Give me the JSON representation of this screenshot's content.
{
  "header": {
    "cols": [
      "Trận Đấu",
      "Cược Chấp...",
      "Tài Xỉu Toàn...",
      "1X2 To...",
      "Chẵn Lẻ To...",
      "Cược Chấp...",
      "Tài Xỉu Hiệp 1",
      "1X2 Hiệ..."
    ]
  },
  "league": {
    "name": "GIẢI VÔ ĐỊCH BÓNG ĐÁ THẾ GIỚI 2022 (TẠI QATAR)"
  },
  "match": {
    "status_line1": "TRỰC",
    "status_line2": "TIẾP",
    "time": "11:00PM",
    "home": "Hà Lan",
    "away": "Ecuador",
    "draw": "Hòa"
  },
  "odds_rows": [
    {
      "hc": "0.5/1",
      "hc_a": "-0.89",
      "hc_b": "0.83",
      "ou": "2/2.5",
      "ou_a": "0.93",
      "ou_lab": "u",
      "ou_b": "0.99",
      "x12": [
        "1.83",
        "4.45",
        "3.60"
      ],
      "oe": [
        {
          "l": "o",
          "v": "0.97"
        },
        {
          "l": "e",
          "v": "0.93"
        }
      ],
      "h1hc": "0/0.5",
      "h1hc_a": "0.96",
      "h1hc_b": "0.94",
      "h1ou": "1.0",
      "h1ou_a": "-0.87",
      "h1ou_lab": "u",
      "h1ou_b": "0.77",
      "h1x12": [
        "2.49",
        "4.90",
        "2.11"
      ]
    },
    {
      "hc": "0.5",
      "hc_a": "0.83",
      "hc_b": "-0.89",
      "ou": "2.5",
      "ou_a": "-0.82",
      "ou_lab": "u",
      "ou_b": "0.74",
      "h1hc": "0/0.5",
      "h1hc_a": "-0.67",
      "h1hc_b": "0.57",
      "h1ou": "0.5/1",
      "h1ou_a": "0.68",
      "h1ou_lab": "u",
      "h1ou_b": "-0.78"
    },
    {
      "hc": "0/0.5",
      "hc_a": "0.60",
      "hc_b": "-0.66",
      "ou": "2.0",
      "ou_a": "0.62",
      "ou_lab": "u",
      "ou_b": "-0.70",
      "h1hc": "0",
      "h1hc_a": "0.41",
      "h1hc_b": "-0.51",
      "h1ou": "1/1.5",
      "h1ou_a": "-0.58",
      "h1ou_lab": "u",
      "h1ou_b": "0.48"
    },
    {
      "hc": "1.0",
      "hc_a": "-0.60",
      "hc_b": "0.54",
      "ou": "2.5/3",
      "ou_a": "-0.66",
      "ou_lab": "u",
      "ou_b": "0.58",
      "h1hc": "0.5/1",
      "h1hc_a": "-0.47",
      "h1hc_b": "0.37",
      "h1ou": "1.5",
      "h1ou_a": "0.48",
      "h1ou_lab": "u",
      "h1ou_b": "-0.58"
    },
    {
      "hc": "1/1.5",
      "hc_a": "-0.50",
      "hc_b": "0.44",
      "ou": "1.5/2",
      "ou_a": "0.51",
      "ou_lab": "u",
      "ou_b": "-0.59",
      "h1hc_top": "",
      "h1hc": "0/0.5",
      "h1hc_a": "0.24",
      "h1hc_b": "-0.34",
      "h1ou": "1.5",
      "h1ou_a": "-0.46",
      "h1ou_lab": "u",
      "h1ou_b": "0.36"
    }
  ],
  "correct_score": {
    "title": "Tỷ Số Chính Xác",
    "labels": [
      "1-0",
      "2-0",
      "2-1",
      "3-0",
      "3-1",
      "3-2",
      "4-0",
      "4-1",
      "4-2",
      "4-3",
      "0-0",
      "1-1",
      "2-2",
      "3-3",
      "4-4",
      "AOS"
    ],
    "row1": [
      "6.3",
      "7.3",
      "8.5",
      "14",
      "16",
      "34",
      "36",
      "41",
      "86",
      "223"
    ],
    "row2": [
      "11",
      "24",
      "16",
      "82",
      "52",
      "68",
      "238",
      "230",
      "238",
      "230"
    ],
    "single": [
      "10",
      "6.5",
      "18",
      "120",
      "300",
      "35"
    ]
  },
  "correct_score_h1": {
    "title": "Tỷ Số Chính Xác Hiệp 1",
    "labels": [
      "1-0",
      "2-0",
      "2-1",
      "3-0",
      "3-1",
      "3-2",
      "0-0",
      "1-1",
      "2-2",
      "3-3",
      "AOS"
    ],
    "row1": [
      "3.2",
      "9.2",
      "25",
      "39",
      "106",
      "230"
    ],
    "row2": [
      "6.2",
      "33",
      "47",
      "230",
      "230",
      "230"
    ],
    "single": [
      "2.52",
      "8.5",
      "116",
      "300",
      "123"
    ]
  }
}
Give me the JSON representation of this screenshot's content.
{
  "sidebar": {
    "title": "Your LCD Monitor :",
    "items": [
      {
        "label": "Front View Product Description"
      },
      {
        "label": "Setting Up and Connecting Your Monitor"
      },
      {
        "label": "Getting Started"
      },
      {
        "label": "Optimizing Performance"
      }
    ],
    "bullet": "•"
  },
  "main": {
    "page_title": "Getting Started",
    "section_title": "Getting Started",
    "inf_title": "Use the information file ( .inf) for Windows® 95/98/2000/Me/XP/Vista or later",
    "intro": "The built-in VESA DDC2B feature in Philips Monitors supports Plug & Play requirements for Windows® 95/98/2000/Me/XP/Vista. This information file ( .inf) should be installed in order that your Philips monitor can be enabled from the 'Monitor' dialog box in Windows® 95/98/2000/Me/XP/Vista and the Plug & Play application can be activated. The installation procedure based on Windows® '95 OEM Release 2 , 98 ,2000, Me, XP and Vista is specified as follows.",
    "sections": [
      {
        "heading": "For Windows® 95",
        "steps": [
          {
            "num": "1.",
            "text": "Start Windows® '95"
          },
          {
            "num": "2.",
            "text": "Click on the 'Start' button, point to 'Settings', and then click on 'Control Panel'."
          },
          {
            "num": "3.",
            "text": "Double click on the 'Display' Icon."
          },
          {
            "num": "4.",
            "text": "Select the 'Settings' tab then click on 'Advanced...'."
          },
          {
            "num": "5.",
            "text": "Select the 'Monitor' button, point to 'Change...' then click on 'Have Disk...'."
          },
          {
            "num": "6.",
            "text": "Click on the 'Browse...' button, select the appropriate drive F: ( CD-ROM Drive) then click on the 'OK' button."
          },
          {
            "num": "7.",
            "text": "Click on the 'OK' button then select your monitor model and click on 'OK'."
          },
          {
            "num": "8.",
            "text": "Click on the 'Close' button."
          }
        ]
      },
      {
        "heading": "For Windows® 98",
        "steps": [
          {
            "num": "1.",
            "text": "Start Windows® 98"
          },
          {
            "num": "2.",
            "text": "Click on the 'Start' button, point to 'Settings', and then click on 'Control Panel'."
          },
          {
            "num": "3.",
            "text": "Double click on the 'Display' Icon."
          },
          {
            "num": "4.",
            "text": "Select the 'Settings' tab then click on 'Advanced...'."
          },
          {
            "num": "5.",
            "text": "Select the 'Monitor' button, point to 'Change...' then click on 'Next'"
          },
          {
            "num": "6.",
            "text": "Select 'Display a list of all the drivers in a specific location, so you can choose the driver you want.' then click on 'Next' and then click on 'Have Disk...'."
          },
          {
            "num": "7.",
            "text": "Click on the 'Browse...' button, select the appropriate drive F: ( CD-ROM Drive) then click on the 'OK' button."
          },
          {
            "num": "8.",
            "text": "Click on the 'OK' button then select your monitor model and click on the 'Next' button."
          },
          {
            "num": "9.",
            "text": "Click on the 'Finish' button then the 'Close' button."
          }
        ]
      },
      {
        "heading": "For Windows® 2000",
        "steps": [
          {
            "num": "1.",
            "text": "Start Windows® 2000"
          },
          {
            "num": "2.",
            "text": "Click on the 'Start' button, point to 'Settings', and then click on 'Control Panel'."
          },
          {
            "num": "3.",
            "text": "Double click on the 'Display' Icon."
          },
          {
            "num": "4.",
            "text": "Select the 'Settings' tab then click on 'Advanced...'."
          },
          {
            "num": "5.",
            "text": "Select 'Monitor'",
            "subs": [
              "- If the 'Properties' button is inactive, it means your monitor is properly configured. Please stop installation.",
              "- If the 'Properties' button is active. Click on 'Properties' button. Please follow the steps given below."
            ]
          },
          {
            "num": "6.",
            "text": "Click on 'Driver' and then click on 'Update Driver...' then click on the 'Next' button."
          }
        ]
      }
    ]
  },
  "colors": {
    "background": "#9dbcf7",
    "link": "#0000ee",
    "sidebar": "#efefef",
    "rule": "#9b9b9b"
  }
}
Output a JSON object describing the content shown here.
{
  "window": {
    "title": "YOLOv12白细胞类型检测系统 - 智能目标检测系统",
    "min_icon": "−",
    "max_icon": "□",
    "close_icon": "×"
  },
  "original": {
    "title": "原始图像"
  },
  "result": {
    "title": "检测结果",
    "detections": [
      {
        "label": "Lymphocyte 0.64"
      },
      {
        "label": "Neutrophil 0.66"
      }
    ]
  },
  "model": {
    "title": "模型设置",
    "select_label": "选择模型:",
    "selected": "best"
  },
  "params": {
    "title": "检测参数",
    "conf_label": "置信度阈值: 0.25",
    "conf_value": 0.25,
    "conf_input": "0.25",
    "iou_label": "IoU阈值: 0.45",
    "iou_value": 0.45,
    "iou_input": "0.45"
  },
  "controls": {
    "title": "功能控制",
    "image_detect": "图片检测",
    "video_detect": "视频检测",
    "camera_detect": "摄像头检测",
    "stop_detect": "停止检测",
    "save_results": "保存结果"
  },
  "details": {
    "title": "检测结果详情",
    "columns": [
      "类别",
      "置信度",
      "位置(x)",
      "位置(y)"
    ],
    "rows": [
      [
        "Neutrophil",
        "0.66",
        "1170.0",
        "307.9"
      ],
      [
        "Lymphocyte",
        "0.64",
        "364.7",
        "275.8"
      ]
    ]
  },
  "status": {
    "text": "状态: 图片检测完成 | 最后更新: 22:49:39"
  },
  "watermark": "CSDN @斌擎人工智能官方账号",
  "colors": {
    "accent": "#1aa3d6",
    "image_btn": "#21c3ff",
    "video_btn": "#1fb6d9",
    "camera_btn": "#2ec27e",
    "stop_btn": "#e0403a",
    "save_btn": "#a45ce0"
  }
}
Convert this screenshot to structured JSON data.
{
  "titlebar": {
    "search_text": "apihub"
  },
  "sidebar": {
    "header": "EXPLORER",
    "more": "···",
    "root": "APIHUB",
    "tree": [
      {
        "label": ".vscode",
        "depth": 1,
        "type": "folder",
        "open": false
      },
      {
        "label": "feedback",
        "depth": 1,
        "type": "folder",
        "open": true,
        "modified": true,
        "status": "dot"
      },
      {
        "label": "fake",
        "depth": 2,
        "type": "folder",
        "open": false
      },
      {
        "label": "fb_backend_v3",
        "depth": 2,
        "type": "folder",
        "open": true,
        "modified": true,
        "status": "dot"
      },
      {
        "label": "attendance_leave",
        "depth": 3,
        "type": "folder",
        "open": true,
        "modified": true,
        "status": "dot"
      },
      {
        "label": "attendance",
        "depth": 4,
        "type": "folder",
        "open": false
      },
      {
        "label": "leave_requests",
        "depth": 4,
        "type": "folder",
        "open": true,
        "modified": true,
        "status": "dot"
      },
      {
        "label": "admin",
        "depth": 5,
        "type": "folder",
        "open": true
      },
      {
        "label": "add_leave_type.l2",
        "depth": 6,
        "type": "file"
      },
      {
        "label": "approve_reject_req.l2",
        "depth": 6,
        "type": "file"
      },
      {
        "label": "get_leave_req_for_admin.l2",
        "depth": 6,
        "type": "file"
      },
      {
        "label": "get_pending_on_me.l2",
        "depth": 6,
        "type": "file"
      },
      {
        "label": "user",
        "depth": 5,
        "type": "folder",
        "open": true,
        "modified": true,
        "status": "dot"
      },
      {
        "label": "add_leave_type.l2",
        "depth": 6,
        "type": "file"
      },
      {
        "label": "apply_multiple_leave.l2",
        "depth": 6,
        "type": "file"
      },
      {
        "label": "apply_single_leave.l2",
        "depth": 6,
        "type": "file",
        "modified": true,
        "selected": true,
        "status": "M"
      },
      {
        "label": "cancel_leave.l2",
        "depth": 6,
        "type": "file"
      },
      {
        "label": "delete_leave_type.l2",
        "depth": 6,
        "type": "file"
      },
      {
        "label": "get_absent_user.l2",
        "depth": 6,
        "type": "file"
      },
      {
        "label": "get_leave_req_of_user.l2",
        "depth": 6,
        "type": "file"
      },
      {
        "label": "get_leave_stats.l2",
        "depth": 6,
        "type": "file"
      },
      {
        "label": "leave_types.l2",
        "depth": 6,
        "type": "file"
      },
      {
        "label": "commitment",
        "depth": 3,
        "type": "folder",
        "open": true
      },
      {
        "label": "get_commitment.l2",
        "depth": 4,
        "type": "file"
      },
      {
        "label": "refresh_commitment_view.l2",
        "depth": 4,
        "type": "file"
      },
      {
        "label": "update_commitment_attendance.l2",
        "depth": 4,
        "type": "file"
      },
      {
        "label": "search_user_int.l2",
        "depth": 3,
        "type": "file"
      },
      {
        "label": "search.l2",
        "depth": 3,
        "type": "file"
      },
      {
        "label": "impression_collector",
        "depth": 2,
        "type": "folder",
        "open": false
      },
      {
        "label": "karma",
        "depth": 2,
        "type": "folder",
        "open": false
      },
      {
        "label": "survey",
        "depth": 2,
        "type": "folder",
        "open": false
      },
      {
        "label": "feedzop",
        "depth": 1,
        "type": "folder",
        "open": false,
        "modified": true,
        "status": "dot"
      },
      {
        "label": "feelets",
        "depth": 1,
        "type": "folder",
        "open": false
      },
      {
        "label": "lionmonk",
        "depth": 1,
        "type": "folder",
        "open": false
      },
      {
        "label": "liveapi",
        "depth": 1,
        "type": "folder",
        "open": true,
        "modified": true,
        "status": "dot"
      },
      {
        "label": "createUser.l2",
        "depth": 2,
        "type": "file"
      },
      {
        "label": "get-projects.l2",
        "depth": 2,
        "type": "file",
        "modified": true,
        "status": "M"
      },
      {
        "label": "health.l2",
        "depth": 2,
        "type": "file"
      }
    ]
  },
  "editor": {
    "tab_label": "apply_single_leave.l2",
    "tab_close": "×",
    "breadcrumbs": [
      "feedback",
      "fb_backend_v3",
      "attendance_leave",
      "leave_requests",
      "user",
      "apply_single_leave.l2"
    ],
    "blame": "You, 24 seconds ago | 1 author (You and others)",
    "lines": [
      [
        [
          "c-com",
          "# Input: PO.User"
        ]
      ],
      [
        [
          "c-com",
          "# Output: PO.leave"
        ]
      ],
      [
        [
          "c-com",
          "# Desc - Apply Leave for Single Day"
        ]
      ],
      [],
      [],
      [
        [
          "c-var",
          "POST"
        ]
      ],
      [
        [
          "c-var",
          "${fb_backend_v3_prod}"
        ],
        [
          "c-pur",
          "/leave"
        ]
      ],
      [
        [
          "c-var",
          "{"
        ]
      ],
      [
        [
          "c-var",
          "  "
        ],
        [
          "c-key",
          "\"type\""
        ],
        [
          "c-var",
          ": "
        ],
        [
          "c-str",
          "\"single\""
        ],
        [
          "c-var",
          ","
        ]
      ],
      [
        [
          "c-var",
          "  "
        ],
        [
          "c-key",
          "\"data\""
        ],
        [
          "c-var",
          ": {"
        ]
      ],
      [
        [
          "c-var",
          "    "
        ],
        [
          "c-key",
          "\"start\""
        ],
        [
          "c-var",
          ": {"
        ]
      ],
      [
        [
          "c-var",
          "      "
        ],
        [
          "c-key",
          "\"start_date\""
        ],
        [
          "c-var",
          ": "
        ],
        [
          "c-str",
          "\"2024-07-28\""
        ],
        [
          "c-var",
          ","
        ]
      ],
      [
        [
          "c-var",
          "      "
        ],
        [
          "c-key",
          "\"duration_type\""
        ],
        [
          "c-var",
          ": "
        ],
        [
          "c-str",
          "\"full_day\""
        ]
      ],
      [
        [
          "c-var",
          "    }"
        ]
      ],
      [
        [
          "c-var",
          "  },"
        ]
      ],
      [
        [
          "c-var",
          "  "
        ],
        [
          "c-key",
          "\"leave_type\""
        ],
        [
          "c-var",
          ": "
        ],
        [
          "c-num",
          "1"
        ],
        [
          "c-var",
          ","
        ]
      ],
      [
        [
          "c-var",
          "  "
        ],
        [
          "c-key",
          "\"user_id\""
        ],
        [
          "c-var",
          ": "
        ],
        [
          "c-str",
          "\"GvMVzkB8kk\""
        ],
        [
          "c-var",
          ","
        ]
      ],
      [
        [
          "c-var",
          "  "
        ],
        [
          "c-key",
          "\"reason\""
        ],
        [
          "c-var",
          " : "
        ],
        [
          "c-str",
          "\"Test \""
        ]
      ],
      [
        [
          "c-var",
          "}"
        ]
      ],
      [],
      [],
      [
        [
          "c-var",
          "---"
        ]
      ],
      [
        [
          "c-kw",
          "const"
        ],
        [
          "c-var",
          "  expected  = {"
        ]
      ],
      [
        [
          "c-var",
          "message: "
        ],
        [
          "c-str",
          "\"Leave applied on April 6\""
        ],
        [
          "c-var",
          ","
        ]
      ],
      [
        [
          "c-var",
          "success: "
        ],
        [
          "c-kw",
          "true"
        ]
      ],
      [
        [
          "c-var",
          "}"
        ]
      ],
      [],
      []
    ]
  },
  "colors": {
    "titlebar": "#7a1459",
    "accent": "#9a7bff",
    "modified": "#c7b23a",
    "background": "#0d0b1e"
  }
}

DIRECTION> Search the data above for the string "Please" and copy each line that has it.

EXERCISE RESULT>
              "- If the 'Properties' button is inactive, it means your monitor is properly configured. Please stop installation.",
              "- If the 'Properties' button is active. Click on 'Properties' button. Please follow the steps given below."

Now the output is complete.